Brief:
Identify each line in the records below that contains the word "avait", and copy it.

Collected data entries:
--- start ---
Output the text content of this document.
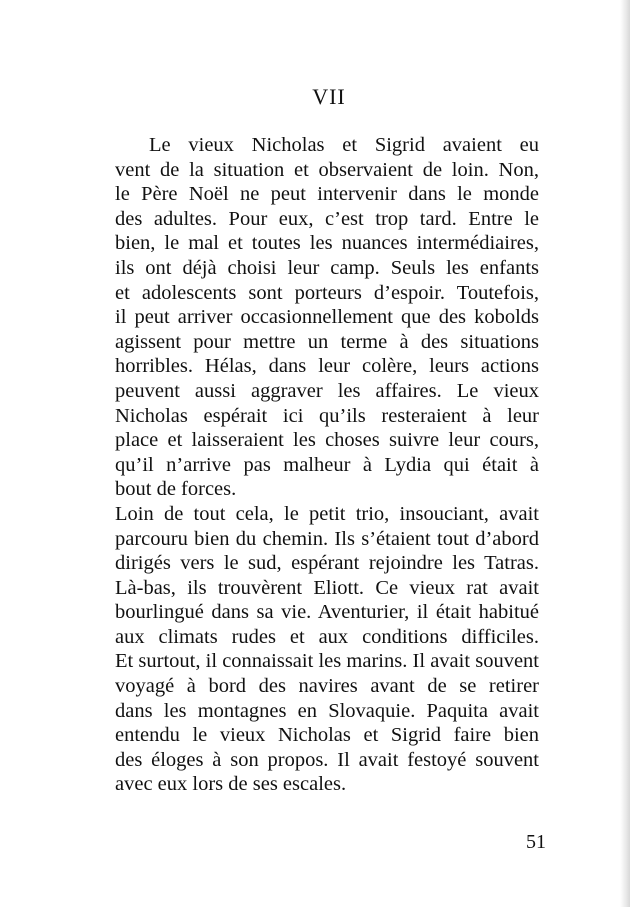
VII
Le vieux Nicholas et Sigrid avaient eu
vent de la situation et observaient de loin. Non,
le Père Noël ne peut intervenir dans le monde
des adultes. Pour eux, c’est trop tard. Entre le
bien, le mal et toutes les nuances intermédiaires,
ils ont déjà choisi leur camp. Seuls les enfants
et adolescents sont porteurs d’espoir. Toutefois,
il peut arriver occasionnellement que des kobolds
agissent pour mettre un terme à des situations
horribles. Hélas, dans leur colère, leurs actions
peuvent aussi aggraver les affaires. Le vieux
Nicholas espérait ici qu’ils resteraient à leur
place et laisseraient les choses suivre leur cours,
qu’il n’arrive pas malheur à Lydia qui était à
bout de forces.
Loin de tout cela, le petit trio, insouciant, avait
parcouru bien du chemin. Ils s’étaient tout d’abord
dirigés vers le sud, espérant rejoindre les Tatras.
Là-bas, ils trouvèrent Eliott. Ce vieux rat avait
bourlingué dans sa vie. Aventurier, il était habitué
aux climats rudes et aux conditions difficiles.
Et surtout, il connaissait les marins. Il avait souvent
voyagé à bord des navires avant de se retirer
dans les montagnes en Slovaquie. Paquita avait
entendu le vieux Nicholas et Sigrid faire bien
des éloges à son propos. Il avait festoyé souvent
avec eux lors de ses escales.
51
--- end ---
--- start ---
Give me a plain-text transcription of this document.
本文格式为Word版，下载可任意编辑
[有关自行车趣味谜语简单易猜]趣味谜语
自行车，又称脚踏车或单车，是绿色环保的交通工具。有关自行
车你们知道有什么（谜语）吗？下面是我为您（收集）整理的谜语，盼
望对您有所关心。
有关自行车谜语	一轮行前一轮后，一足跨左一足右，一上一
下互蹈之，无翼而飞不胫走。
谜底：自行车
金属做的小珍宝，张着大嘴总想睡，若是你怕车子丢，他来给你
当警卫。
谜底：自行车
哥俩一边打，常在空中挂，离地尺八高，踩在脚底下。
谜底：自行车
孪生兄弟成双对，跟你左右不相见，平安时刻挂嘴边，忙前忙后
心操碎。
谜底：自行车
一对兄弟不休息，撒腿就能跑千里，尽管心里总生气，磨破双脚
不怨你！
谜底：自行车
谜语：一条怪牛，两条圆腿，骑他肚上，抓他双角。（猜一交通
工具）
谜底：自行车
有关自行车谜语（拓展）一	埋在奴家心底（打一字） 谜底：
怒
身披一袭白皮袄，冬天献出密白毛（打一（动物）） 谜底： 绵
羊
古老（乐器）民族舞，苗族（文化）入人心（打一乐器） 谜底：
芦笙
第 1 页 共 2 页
--- end ---
--- start ---
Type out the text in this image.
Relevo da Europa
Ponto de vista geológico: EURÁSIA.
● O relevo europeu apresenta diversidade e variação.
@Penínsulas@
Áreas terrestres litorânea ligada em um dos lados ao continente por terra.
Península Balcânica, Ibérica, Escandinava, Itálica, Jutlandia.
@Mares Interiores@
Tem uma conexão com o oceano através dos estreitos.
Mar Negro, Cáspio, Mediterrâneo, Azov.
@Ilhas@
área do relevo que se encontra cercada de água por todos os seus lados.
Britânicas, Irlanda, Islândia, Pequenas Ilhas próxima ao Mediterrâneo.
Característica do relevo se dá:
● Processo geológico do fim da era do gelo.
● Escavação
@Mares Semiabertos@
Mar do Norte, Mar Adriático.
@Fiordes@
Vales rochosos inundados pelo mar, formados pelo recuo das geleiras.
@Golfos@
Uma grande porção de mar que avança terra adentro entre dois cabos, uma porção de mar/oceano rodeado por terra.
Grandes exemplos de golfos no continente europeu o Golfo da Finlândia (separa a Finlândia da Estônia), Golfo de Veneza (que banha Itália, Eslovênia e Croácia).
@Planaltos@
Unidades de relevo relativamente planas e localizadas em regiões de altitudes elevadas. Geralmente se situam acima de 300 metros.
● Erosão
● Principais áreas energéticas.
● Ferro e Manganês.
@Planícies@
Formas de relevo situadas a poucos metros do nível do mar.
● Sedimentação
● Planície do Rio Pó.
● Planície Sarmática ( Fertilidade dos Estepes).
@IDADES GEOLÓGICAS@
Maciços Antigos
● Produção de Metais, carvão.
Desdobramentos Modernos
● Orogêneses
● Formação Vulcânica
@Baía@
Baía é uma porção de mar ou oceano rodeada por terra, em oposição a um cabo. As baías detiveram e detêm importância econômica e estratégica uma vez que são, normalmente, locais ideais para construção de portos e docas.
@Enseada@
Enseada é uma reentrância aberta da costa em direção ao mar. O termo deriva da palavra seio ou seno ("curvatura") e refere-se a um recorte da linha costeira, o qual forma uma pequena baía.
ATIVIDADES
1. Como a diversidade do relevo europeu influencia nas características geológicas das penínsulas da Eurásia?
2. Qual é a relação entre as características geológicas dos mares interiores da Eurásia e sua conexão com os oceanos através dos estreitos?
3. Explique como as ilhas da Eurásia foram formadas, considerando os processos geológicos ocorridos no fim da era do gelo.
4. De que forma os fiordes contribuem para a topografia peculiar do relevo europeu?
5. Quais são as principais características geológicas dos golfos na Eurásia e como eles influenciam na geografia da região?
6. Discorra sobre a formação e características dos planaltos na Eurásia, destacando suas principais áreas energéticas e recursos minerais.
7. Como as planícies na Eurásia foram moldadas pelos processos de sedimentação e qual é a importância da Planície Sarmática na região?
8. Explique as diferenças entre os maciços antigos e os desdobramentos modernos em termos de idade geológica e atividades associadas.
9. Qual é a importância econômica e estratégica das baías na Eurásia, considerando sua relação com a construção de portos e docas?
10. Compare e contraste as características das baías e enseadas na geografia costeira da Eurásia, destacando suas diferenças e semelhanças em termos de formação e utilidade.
--- end ---
Finished exercise:
Loin de tout cela, le petit trio, insouciant, avait
Là-bas, ils trouvèrent Eliott. Ce vieux rat avait
Et surtout, il connaissait les marins. Il avait souvent
dans les montagnes en Slovaquie. Paquita avait
des éloges à son propos. Il avait festoyé souvent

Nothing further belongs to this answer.